[Records from a data source]
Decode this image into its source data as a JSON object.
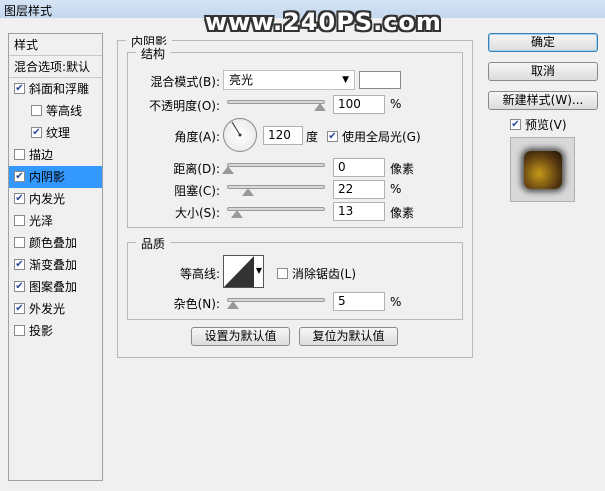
{
  "window": {
    "title": "图层样式",
    "watermark": "www.240PS.com"
  },
  "styles": {
    "header": "样式",
    "blending": "混合选项:默认",
    "items": [
      {
        "label": "斜面和浮雕",
        "checked": true,
        "indent": false
      },
      {
        "label": "等高线",
        "checked": false,
        "indent": true
      },
      {
        "label": "纹理",
        "checked": true,
        "indent": true
      },
      {
        "label": "描边",
        "checked": false,
        "indent": false
      },
      {
        "label": "内阴影",
        "checked": true,
        "indent": false,
        "selected": true
      },
      {
        "label": "内发光",
        "checked": true,
        "indent": false
      },
      {
        "label": "光泽",
        "checked": false,
        "indent": false
      },
      {
        "label": "颜色叠加",
        "checked": false,
        "indent": false
      },
      {
        "label": "渐变叠加",
        "checked": true,
        "indent": false
      },
      {
        "label": "图案叠加",
        "checked": true,
        "indent": false
      },
      {
        "label": "外发光",
        "checked": true,
        "indent": false
      },
      {
        "label": "投影",
        "checked": false,
        "indent": false
      }
    ]
  },
  "panel": {
    "title": "内阴影",
    "structure": {
      "title": "结构",
      "blend_mode_label": "混合模式(B):",
      "blend_mode": "亮光",
      "color": "#ffffff",
      "opacity_label": "不透明度(O):",
      "opacity": "100",
      "opacity_unit": "%",
      "opacity_fraction": 1.0,
      "angle_label": "角度(A):",
      "angle": "120",
      "angle_unit": "度",
      "global_light_label": "使用全局光(G)",
      "global_light": true,
      "distance_label": "距离(D):",
      "distance": "0",
      "distance_unit": "像素",
      "distance_fraction": 0.0,
      "choke_label": "阻塞(C):",
      "choke": "22",
      "choke_unit": "%",
      "choke_fraction": 0.22,
      "size_label": "大小(S):",
      "size": "13",
      "size_unit": "像素",
      "size_fraction": 0.1
    },
    "quality": {
      "title": "品质",
      "contour_label": "等高线:",
      "anti_alias_label": "消除锯齿(L)",
      "anti_alias": false,
      "noise_label": "杂色(N):",
      "noise": "5",
      "noise_unit": "%",
      "noise_fraction": 0.05
    },
    "make_default": "设置为默认值",
    "reset_default": "复位为默认值"
  },
  "actions": {
    "ok": "确定",
    "cancel": "取消",
    "new_style": "新建样式(W)...",
    "preview_label": "预览(V)",
    "preview": true
  }
}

→ **WORK REQUIRED**: Leave out the pictures and reproduce the rest of the listing exactly.

→ **COMPLETED TASK**:
Decode this image into its source data as a JSON object.
{
  "window": {
    "title": "图层样式",
    "watermark": "www.240PS.com"
  },
  "styles": {
    "header": "样式",
    "blending": "混合选项:默认",
    "items": [
      {
        "label": "斜面和浮雕",
        "checked": true,
        "indent": false
      },
      {
        "label": "等高线",
        "checked": false,
        "indent": true
      },
      {
        "label": "纹理",
        "checked": true,
        "indent": true
      },
      {
        "label": "描边",
        "checked": false,
        "indent": false
      },
      {
        "label": "内阴影",
        "checked": true,
        "indent": false,
        "selected": true
      },
      {
        "label": "内发光",
        "checked": true,
        "indent": false
      },
      {
        "label": "光泽",
        "checked": false,
        "indent": false
      },
      {
        "label": "颜色叠加",
        "checked": false,
        "indent": false
      },
      {
        "label": "渐变叠加",
        "checked": true,
        "indent": false
      },
      {
        "label": "图案叠加",
        "checked": true,
        "indent": false
      },
      {
        "label": "外发光",
        "checked": true,
        "indent": false
      },
      {
        "label": "投影",
        "checked": false,
        "indent": false
      }
    ]
  },
  "panel": {
    "title": "内阴影",
    "structure": {
      "title": "结构",
      "blend_mode_label": "混合模式(B):",
      "blend_mode": "亮光",
      "color": "#ffffff",
      "opacity_label": "不透明度(O):",
      "opacity": "100",
      "opacity_unit": "%",
      "opacity_fraction": 1.0,
      "angle_label": "角度(A):",
      "angle": "120",
      "angle_unit": "度",
      "global_light_label": "使用全局光(G)",
      "global_light": true,
      "distance_label": "距离(D):",
      "distance": "0",
      "distance_unit": "像素",
      "distance_fraction": 0.0,
      "choke_label": "阻塞(C):",
      "choke": "22",
      "choke_unit": "%",
      "choke_fraction": 0.22,
      "size_label": "大小(S):",
      "size": "13",
      "size_unit": "像素",
      "size_fraction": 0.1
    },
    "quality": {
      "title": "品质",
      "contour_label": "等高线:",
      "anti_alias_label": "消除锯齿(L)",
      "anti_alias": false,
      "noise_label": "杂色(N):",
      "noise": "5",
      "noise_unit": "%",
      "noise_fraction": 0.05
    },
    "make_default": "设置为默认值",
    "reset_default": "复位为默认值"
  },
  "actions": {
    "ok": "确定",
    "cancel": "取消",
    "new_style": "新建样式(W)...",
    "preview_label": "预览(V)",
    "preview": true
  }
}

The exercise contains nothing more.